» Provided records
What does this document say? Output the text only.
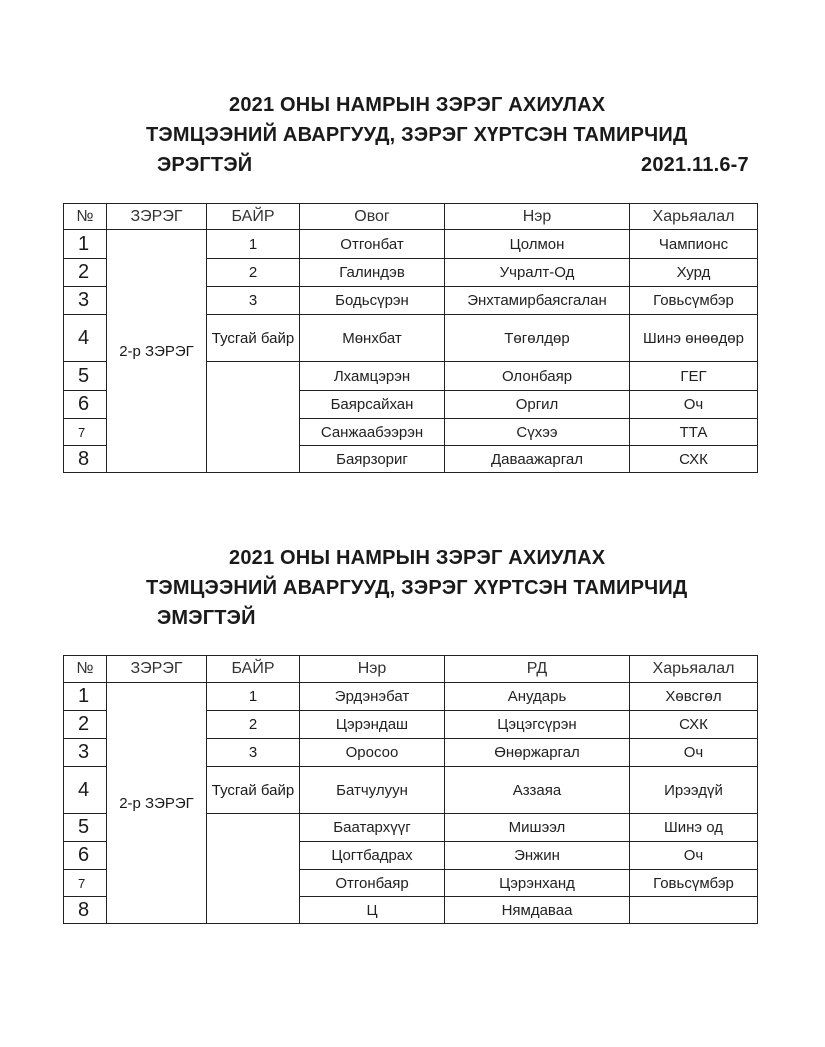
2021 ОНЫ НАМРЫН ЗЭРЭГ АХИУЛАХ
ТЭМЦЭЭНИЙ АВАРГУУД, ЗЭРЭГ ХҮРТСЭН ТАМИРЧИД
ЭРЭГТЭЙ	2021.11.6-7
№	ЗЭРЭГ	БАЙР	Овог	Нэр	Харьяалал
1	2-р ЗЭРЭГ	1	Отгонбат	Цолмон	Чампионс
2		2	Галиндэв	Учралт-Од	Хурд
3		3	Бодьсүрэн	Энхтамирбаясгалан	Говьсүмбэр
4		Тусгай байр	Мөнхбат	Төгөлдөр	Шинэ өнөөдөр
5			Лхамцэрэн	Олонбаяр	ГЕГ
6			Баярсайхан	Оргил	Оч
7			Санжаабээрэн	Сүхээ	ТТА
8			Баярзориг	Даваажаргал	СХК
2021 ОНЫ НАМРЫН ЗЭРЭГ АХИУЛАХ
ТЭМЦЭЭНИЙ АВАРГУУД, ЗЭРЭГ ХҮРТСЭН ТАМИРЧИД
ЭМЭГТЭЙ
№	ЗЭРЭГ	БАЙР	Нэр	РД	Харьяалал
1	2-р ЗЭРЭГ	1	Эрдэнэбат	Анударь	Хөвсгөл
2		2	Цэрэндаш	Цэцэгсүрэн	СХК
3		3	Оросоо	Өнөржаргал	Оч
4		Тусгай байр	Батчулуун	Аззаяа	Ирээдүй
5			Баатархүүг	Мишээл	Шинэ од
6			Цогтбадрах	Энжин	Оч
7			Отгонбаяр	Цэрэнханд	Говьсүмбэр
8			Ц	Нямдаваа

» Aim
Search the data for the string "Харьяалал" and copy each line where it appears.

» The solution
№	ЗЭРЭГ	БАЙР	Овог	Нэр	Харьяалал
№	ЗЭРЭГ	БАЙР	Нэр	РД	Харьяалал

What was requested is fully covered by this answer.